** START PROVIDED TEXT **
# Proper gas/oil mix for old Stihl saws



## cwatkin (Oct 4, 2010)

I just came upon two vintage Stihl saws and was wondering what mix ratio these called for. One is an 032 AV and the other is an 041AV Electronic. These are definitely older by their styling and the fact that they are solid metal. They also say "Made in West Germany". Anyway, the engines still have compression and both will run if you dump gas right into the intake. I am sure that these both need carb work but could be made to run normally. I am not sure if I am going to keep them as a shelf decoration, trade them off as is, or fix them and keep them around/possibly trade them.

Anyway, what mix ratio should be used in these old relics? I figure it wasn't 50:1 when these were made but will they work fine with modern oils at that ratio? I usually mix rich 40:1 on all my stuff and have no problems. I also use the Stihl HP Ultra white or silver bottle synthetic mix.

Thanks,

Conor


----------



## adkranger (Oct 4, 2010)
** END PROVIDED TEXT **
** START DATA SECTION **
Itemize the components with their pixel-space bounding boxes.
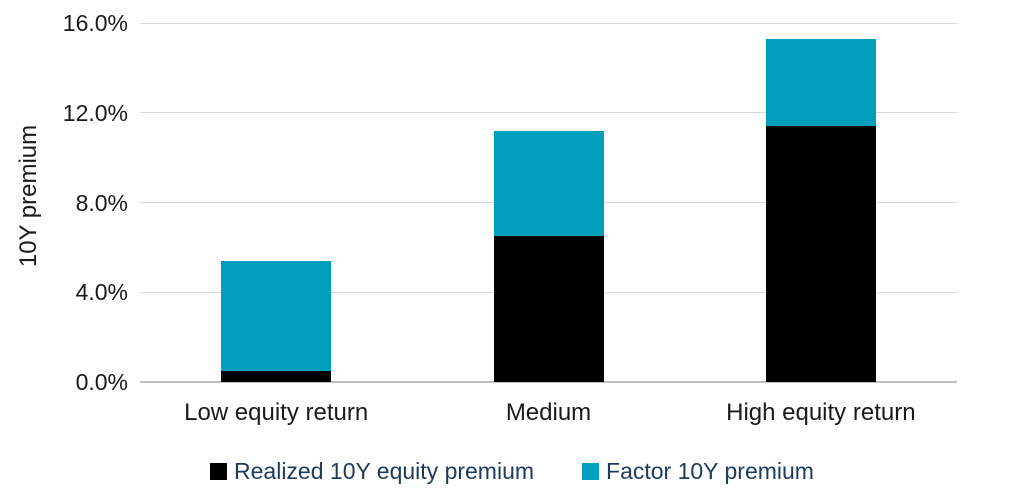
** END DATA SECTION **
* TASK *
Answer these questions from the post above about gas/oil mix for old Stihl saws:
(a) Which two saw models did the poster come upon?
(b) What do the saws say on them about where they were made?
(c) What mix ratio does the poster usually use on all of their equipment?

* EXERCISE RESPONSE *
(a) An 032 AV and an 041AV Electronic.
(b) They say "Made in West Germany".
(c) A rich 40:1 mix.